__What is needed__. Images embedded in the records are excluded; print everything else exactly as given.

◆ ◆ ◆ ◆ ◆

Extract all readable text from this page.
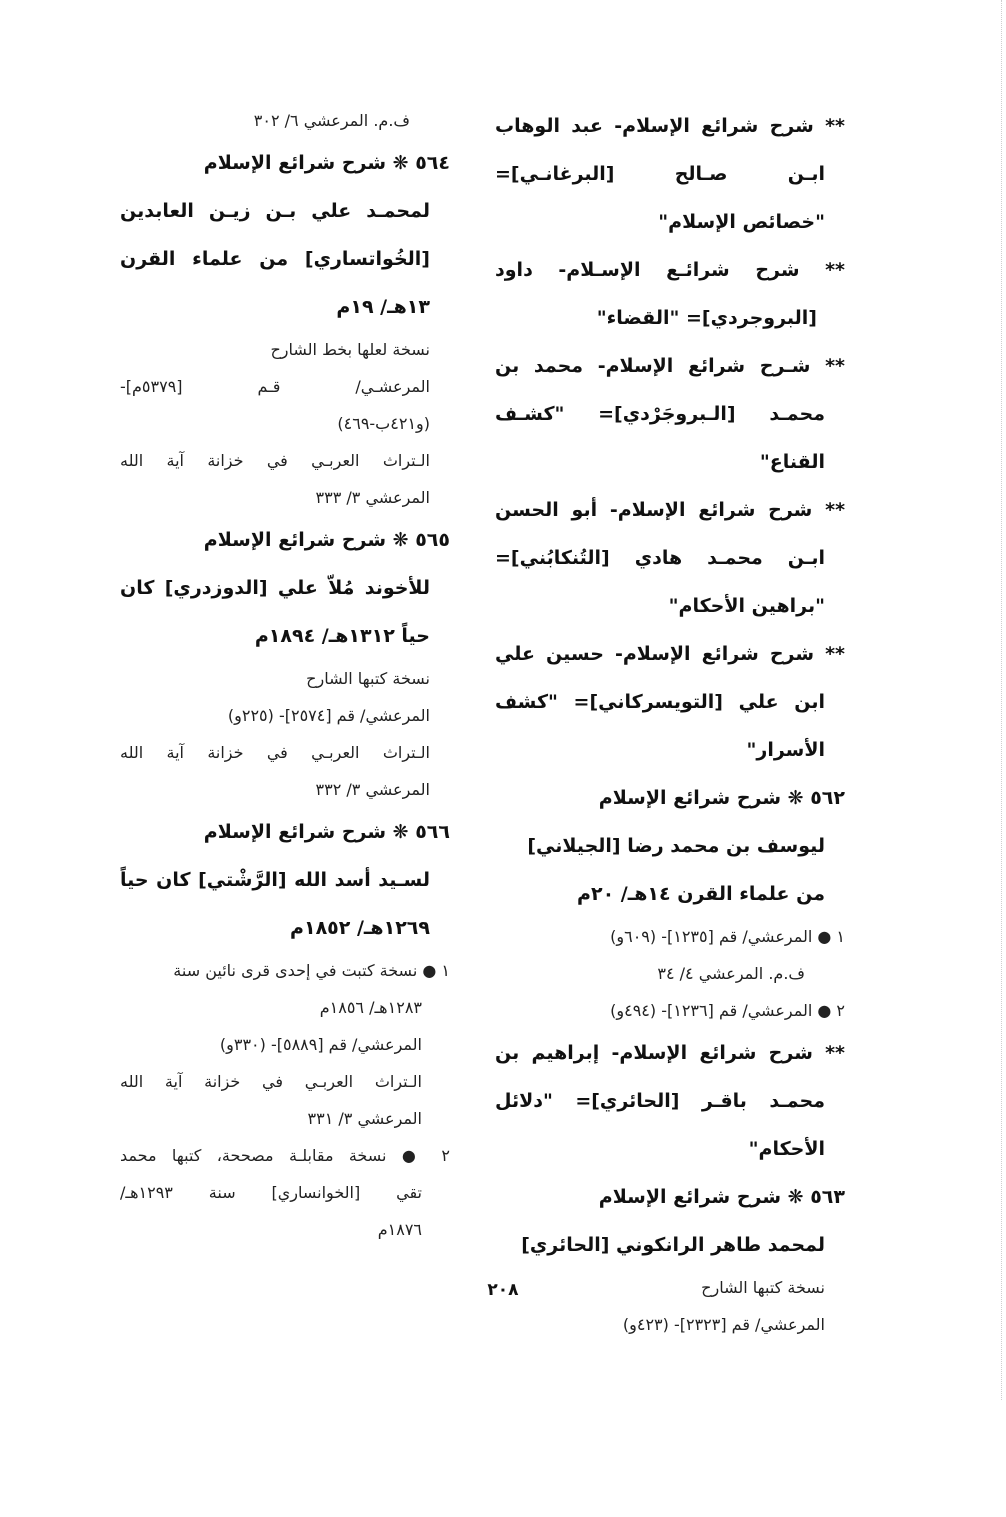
** شرح شرائع الإسلام- عبد الوهاب
ابـن صـالح [البرغانـي]=
"خصائص الإسلام"
** شرح شرائـع الإسـلام- داود
[البروجردي]= "القضاء"
** شـرح شرائع الإسلام- محمد بن
محمـد [الـبروجَرْدي]= "كشـف
القناع"
** شرح شرائع الإسلام- أبو الحسن
ابـن محمـد هادي [التُنكابُني]=
"براهين الأحكام"
** شرح شرائع الإسلام- حسين علي
ابن علي [التويسركاني]= "كشف
الأسرار"
٥٦٢ ❋ شرح شرائع الإسلام
ليوسف بن محمد رضا [الجيلاني]
من علماء القرن ١٤هـ/ ٢٠م
١ ● المرعشي/ قم [١٢٣٥]- (٦٠٩و)
ف.م. المرعشي ٤/ ٣٤
٢ ● المرعشي/ قم [١٢٣٦]- (٤٩٤و)
** شرح شرائع الإسلام- إبراهيم بن
محمـد باقـر [الحائري]= "دلائل
الأحكام"
٥٦٣ ❋ شرح شرائع الإسلام
لمحمد طاهر الرانكوني [الحائري]
نسخة كتبها الشارح
المرعشي/ قم [٢٣٢٣]- (٤٢٣و)
ف.م. المرعشي ٦/ ٣٠٢
٥٦٤ ❋ شرح شرائع الإسلام
لمحمـد علي بـن زيـن العابدين
[الخُواتساري] من علماء القرن
١٣هـ/ ١٩م
نسخة لعلها بخط الشارح
المرعشـي/ قـم [٥٣٧٩م]-
(و٤٢١ب-٤٦٩)
الـتراث العربـي في خزانة آية الله
المرعشي ٣/ ٣٣٣
٥٦٥ ❋ شرح شرائع الإسلام
للأخوند مُلاّ علي [الدوزدري] كان
حياً ١٣١٢هـ/ ١٨٩٤م
نسخة كتبها الشارح
المرعشي/ قم [٢٥٧٤]- (٢٢٥و)
الـتراث العربـي في خزانة آية الله
المرعشي ٣/ ٣٣٢
٥٦٦ ❋ شرح شرائع الإسلام
لسـيد أسد الله [الرَّشْتي] كان حياً
١٢٦٩هـ/ ١٨٥٢م
١ ● نسخة كتبت في إحدى قرى نائين سنة
١٢٨٣هـ/ ١٨٥٦م
المرعشي/ قم [٥٨٨٩]- (٣٣٠و)
الـتراث العربـي في خزانة آية الله
المرعشي ٣/ ٣٣١
٢ ● نسخة مقابلـة مصححة، كتبها محمد
تقي [الخوانساري] سنة ١٢٩٣هـ/
١٨٧٦م
٢٠٨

◆ ◆ ◆ ◆ ◆

__Final result__.
Extract all readable text from this page.
** شرح شرائع الإسلام- عبد الوهاب
ابـن صـالح [البرغانـي]=
"خصائص الإسلام"
** شرح شرائـع الإسـلام- داود
[البروجردي]= "القضاء"
** شـرح شرائع الإسلام- محمد بن
محمـد [الـبروجَرْدي]= "كشـف
القناع"
** شرح شرائع الإسلام- أبو الحسن
ابـن محمـد هادي [التُنكابُني]=
"براهين الأحكام"
** شرح شرائع الإسلام- حسين علي
ابن علي [التويسركاني]= "كشف
الأسرار"
٥٦٢ ❋ شرح شرائع الإسلام
ليوسف بن محمد رضا [الجيلاني]
من علماء القرن ١٤هـ/ ٢٠م
١ ● المرعشي/ قم [١٢٣٥]- (٦٠٩و)
ف.م. المرعشي ٤/ ٣٤
٢ ● المرعشي/ قم [١٢٣٦]- (٤٩٤و)
** شرح شرائع الإسلام- إبراهيم بن
محمـد باقـر [الحائري]= "دلائل
الأحكام"
٥٦٣ ❋ شرح شرائع الإسلام
لمحمد طاهر الرانكوني [الحائري]
نسخة كتبها الشارح
المرعشي/ قم [٢٣٢٣]- (٤٢٣و)
ف.م. المرعشي ٦/ ٣٠٢
٥٦٤ ❋ شرح شرائع الإسلام
لمحمـد علي بـن زيـن العابدين
[الخُواتساري] من علماء القرن
١٣هـ/ ١٩م
نسخة لعلها بخط الشارح
المرعشـي/ قـم [٥٣٧٩م]-
(و٤٢١ب-٤٦٩)
الـتراث العربـي في خزانة آية الله
المرعشي ٣/ ٣٣٣
٥٦٥ ❋ شرح شرائع الإسلام
للأخوند مُلاّ علي [الدوزدري] كان
حياً ١٣١٢هـ/ ١٨٩٤م
نسخة كتبها الشارح
المرعشي/ قم [٢٥٧٤]- (٢٢٥و)
الـتراث العربـي في خزانة آية الله
المرعشي ٣/ ٣٣٢
٥٦٦ ❋ شرح شرائع الإسلام
لسـيد أسد الله [الرَّشْتي] كان حياً
١٢٦٩هـ/ ١٨٥٢م
١ ● نسخة كتبت في إحدى قرى نائين سنة
١٢٨٣هـ/ ١٨٥٦م
المرعشي/ قم [٥٨٨٩]- (٣٣٠و)
الـتراث العربـي في خزانة آية الله
المرعشي ٣/ ٣٣١
٢ ● نسخة مقابلـة مصححة، كتبها محمد
تقي [الخوانساري] سنة ١٢٩٣هـ/
١٨٧٦م
٢٠٨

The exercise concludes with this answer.